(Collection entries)
......

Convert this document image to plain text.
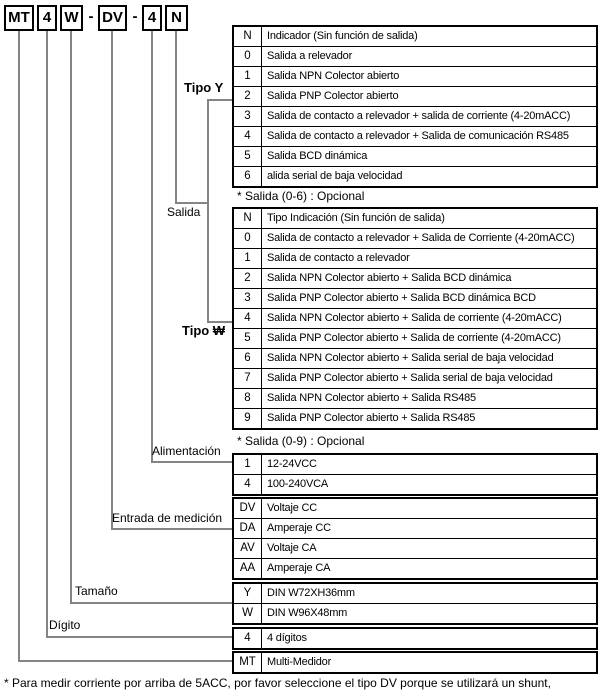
MT 4 W - DV - 4 N
Tipo Y
Salida
Tipo ₩
Alimentación
Entrada de medición
Tamaño
Dígito
N	Indicador (Sin función de salida)
0	Salida a relevador
1	Salida NPN Colector abierto
2	Salida PNP Colector abierto
3	Salida de contacto a relevador + salida de corriente (4-20mACC)
4	Salida de contacto a relevador + Salida de comunicación RS485
5	Salida BCD dinámica
6	alida serial de baja velocidad
* Salida (0-6) : Opcional
N	Tipo Indicación (Sin función de salida)
0	Salida de contacto a relevador + Salida de Corriente (4-20mACC)
1	Salida de contacto a relevador
2	Salida NPN Colector abierto + Salida BCD dinámica
3	Salida PNP Colector abierto + Salida BCD dinámica BCD
4	Salida NPN Colector abierto + Salida de corriente (4-20mACC)
5	Salida PNP Colector abierto + Salida de corriente (4-20mACC)
6	Salida NPN Colector abierto + Salida serial de baja velocidad
7	Salida PNP Colector abierto + Salida serial de baja velocidad
8	Salida NPN Colector abierto + Salida RS485
9	Salida PNP Colector abierto + Salida RS485
* Salida (0-9) : Opcional
1	12-24VCC
4	100-240VCA
DV	Voltaje CC
DA	Amperaje CC
AV	Voltaje CA
AA	Amperaje CA
Y	DIN W72XH36mm
W	DIN W96X48mm
4	4 dígitos
MT	Multi-Medidor
* Para medir corriente por arriba de 5ACC, por favor seleccione el tipo DV porque se utilizará un shunt,
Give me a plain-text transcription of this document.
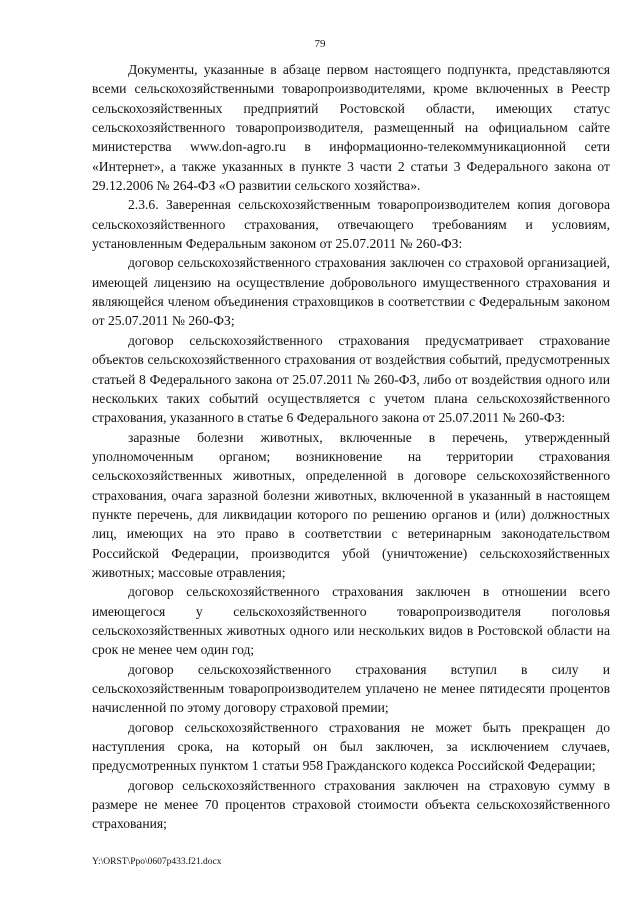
79

Документы, указанные в абзаце первом настоящего подпункта, представляются всеми сельскохозяйственными товаропроизводителями, кроме включенных в Реестр сельскохозяйственных предприятий Ростовской области, имеющих статус сельскохозяйственного товаропроизводителя, размещенный на официальном сайте министерства www.don-agro.ru в информационно-телекоммуникационной сети «Интернет», а также указанных в пункте 3 части 2 статьи 3 Федерального закона от 29.12.2006 № 264-ФЗ «О развитии сельского хозяйства».

2.3.6. Заверенная сельскохозяйственным товаропроизводителем копия договора сельскохозяйственного страхования, отвечающего требованиям и условиям, установленным Федеральным законом от 25.07.2011 № 260-ФЗ:

договор сельскохозяйственного страхования заключен со страховой организацией, имеющей лицензию на осуществление добровольного имущественного страхования и являющейся членом объединения страховщиков в соответствии с Федеральным законом от 25.07.2011 № 260-ФЗ;

договор сельскохозяйственного страхования предусматривает страхование объектов сельскохозяйственного страхования от воздействия событий, предусмотренных статьей 8 Федерального закона от 25.07.2011 № 260-ФЗ, либо от воздействия одного или нескольких таких событий осуществляется с учетом плана сельскохозяйственного страхования, указанного в статье 6 Федерального закона от 25.07.2011 № 260-ФЗ:

заразные болезни животных, включенные в перечень, утвержденный уполномоченным органом; возникновение на территории страхования сельскохозяйственных животных, определенной в договоре сельскохозяйственного страхования, очага заразной болезни животных, включенной в указанный в настоящем пункте перечень, для ликвидации которого по решению органов и (или) должностных лиц, имеющих на это право в соответствии с ветеринарным законодательством Российской Федерации, производится убой (уничтожение) сельскохозяйственных животных; массовые отравления;

договор сельскохозяйственного страхования заключен в отношении всего имеющегося у сельскохозяйственного товаропроизводителя поголовья сельскохозяйственных животных одного или нескольких видов в Ростовской области на срок не менее чем один год;

договор сельскохозяйственного страхования вступил в силу и сельскохозяйственным товаропроизводителем уплачено не менее пятидесяти процентов начисленной по этому договору страховой премии;

договор сельскохозяйственного страхования не может быть прекращен до наступления срока, на который он был заключен, за исключением случаев, предусмотренных пунктом 1 статьи 958 Гражданского кодекса Российской Федерации;

договор сельскохозяйственного страхования заключен на страховую сумму в размере не менее 70 процентов страховой стоимости объекта сельскохозяйственного страхования;

Y:\ORST\Ppo\0607p433.f21.docx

......

◆ CHALLENGE ◆
Pick out the lines that have the word "this". Copy them all.

◆ SOLUTION ◆
Convert this document image to plain text.
Give me a plain-text transcription of this document.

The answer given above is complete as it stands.